_What to work on_. Your task is to copy every record exactly.

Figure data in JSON
▬▬▬

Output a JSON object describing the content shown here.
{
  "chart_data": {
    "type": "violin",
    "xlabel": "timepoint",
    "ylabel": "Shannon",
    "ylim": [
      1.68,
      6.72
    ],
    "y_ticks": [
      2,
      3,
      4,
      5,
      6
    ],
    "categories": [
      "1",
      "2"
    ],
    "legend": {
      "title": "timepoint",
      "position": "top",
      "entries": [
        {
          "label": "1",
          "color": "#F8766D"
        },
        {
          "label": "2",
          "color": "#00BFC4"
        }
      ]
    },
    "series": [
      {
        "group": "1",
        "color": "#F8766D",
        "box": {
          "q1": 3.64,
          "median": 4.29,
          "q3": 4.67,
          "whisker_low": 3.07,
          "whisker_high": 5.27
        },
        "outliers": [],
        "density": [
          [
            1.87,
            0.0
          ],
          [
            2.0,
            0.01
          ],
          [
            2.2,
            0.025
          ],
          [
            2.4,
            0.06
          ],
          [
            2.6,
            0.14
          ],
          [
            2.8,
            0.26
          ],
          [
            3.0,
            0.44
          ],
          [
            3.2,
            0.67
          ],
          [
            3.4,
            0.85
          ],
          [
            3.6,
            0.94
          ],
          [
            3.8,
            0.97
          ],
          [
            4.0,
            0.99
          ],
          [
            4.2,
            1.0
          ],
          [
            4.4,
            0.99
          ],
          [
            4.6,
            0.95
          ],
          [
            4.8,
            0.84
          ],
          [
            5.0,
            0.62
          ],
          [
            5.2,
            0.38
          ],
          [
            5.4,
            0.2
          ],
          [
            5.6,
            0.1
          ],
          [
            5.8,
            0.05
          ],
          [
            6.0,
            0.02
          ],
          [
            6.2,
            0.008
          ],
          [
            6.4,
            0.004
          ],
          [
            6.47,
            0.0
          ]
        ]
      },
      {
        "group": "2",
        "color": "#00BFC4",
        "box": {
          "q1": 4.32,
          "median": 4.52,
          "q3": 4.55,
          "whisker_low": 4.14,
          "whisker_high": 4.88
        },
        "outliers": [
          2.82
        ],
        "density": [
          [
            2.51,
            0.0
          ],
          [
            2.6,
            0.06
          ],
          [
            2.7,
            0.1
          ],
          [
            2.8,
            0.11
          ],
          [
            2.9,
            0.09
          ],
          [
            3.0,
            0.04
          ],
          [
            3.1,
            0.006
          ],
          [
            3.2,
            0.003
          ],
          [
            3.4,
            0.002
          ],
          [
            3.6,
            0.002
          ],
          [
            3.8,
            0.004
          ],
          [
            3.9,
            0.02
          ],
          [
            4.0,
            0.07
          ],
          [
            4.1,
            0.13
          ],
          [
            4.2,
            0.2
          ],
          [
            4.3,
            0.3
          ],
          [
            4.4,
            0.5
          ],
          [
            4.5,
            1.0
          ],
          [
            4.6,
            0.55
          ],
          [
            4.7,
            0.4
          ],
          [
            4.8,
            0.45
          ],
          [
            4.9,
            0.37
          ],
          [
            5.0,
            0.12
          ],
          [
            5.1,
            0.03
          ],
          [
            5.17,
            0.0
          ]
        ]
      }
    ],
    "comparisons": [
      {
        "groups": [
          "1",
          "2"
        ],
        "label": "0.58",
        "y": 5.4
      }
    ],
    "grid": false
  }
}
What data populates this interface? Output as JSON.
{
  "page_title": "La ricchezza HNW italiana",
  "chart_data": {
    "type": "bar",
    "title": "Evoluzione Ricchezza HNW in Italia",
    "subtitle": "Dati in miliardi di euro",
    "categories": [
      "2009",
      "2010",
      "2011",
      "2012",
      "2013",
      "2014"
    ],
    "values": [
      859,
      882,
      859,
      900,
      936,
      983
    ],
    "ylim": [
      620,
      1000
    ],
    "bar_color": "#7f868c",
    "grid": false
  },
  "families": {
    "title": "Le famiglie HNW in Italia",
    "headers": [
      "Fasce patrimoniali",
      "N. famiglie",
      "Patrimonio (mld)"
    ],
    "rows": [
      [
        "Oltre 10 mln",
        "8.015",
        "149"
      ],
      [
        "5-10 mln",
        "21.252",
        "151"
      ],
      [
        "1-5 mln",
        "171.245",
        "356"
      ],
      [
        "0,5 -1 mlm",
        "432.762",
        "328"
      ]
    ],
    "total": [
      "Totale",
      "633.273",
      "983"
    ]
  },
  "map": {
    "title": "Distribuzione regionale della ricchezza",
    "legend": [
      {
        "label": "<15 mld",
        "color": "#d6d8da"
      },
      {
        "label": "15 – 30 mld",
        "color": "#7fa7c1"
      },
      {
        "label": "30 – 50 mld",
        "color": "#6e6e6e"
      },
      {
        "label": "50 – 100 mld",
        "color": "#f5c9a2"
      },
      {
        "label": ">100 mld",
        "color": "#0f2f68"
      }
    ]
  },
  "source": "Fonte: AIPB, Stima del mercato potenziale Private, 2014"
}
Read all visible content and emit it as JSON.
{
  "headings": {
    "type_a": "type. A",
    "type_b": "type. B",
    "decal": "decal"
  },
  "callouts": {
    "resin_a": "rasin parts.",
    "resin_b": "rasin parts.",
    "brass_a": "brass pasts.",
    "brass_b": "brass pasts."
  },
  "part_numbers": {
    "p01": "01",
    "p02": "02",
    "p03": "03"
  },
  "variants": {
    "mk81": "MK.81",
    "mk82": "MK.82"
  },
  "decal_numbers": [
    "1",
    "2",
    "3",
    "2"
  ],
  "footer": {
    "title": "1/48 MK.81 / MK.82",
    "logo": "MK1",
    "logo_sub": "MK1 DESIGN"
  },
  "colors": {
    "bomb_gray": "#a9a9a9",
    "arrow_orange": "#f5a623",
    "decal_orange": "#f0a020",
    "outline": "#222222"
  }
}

▬▬▬

_Reply to the exercise_.
Output a JSON object describing the content shown here.
{
  "chart_data": {
    "type": "violin",
    "xlabel": "timepoint",
    "ylabel": "Shannon",
    "ylim": [
      1.68,
      6.72
    ],
    "y_ticks": [
      2,
      3,
      4,
      5,
      6
    ],
    "categories": [
      "1",
      "2"
    ],
    "legend": {
      "title": "timepoint",
      "position": "top",
      "entries": [
        {
          "label": "1",
          "color": "#F8766D"
        },
        {
          "label": "2",
          "color": "#00BFC4"
        }
      ]
    },
    "series": [
      {
        "group": "1",
        "color": "#F8766D",
        "box": {
          "q1": 3.64,
          "median": 4.29,
          "q3": 4.67,
          "whisker_low": 3.07,
          "whisker_high": 5.27
        },
        "outliers": [],
        "density": [
          [
            1.87,
            0.0
          ],
          [
            2.0,
            0.01
          ],
          [
            2.2,
            0.025
          ],
          [
            2.4,
            0.06
          ],
          [
            2.6,
            0.14
          ],
          [
            2.8,
            0.26
          ],
          [
            3.0,
            0.44
          ],
          [
            3.2,
            0.67
          ],
          [
            3.4,
            0.85
          ],
          [
            3.6,
            0.94
          ],
          [
            3.8,
            0.97
          ],
          [
            4.0,
            0.99
          ],
          [
            4.2,
            1.0
          ],
          [
            4.4,
            0.99
          ],
          [
            4.6,
            0.95
          ],
          [
            4.8,
            0.84
          ],
          [
            5.0,
            0.62
          ],
          [
            5.2,
            0.38
          ],
          [
            5.4,
            0.2
          ],
          [
            5.6,
            0.1
          ],
          [
            5.8,
            0.05
          ],
          [
            6.0,
            0.02
          ],
          [
            6.2,
            0.008
          ],
          [
            6.4,
            0.004
          ],
          [
            6.47,
            0.0
          ]
        ]
      },
      {
        "group": "2",
        "color": "#00BFC4",
        "box": {
          "q1": 4.32,
          "median": 4.52,
          "q3": 4.55,
          "whisker_low": 4.14,
          "whisker_high": 4.88
        },
        "outliers": [
          2.82
        ],
        "density": [
          [
            2.51,
            0.0
          ],
          [
            2.6,
            0.06
          ],
          [
            2.7,
            0.1
          ],
          [
            2.8,
            0.11
          ],
          [
            2.9,
            0.09
          ],
          [
            3.0,
            0.04
          ],
          [
            3.1,
            0.006
          ],
          [
            3.2,
            0.003
          ],
          [
            3.4,
            0.002
          ],
          [
            3.6,
            0.002
          ],
          [
            3.8,
            0.004
          ],
          [
            3.9,
            0.02
          ],
          [
            4.0,
            0.07
          ],
          [
            4.1,
            0.13
          ],
          [
            4.2,
            0.2
          ],
          [
            4.3,
            0.3
          ],
          [
            4.4,
            0.5
          ],
          [
            4.5,
            1.0
          ],
          [
            4.6,
            0.55
          ],
          [
            4.7,
            0.4
          ],
          [
            4.8,
            0.45
          ],
          [
            4.9,
            0.37
          ],
          [
            5.0,
            0.12
          ],
          [
            5.1,
            0.03
          ],
          [
            5.17,
            0.0
          ]
        ]
      }
    ],
    "comparisons": [
      {
        "groups": [
          "1",
          "2"
        ],
        "label": "0.58",
        "y": 5.4
      }
    ],
    "grid": false
  }
}
What data populates this interface? Output as JSON.
{
  "page_title": "La ricchezza HNW italiana",
  "chart_data": {
    "type": "bar",
    "title": "Evoluzione Ricchezza HNW in Italia",
    "subtitle": "Dati in miliardi di euro",
    "categories": [
      "2009",
      "2010",
      "2011",
      "2012",
      "2013",
      "2014"
    ],
    "values": [
      859,
      882,
      859,
      900,
      936,
      983
    ],
    "ylim": [
      620,
      1000
    ],
    "bar_color": "#7f868c",
    "grid": false
  },
  "families": {
    "title": "Le famiglie HNW in Italia",
    "headers": [
      "Fasce patrimoniali",
      "N. famiglie",
      "Patrimonio (mld)"
    ],
    "rows": [
      [
        "Oltre 10 mln",
        "8.015",
        "149"
      ],
      [
        "5-10 mln",
        "21.252",
        "151"
      ],
      [
        "1-5 mln",
        "171.245",
        "356"
      ],
      [
        "0,5 -1 mlm",
        "432.762",
        "328"
      ]
    ],
    "total": [
      "Totale",
      "633.273",
      "983"
    ]
  },
  "map": {
    "title": "Distribuzione regionale della ricchezza",
    "legend": [
      {
        "label": "<15 mld",
        "color": "#d6d8da"
      },
      {
        "label": "15 – 30 mld",
        "color": "#7fa7c1"
      },
      {
        "label": "30 – 50 mld",
        "color": "#6e6e6e"
      },
      {
        "label": "50 – 100 mld",
        "color": "#f5c9a2"
      },
      {
        "label": ">100 mld",
        "color": "#0f2f68"
      }
    ]
  },
  "source": "Fonte: AIPB, Stima del mercato potenziale Private, 2014"
}
Read all visible content and emit it as JSON.
{
  "headings": {
    "type_a": "type. A",
    "type_b": "type. B",
    "decal": "decal"
  },
  "callouts": {
    "resin_a": "rasin parts.",
    "resin_b": "rasin parts.",
    "brass_a": "brass pasts.",
    "brass_b": "brass pasts."
  },
  "part_numbers": {
    "p01": "01",
    "p02": "02",
    "p03": "03"
  },
  "variants": {
    "mk81": "MK.81",
    "mk82": "MK.82"
  },
  "decal_numbers": [
    "1",
    "2",
    "3",
    "2"
  ],
  "footer": {
    "title": "1/48 MK.81 / MK.82",
    "logo": "MK1",
    "logo_sub": "MK1 DESIGN"
  },
  "colors": {
    "bomb_gray": "#a9a9a9",
    "arrow_orange": "#f5a623",
    "decal_orange": "#f0a020",
    "outline": "#222222"
  }
}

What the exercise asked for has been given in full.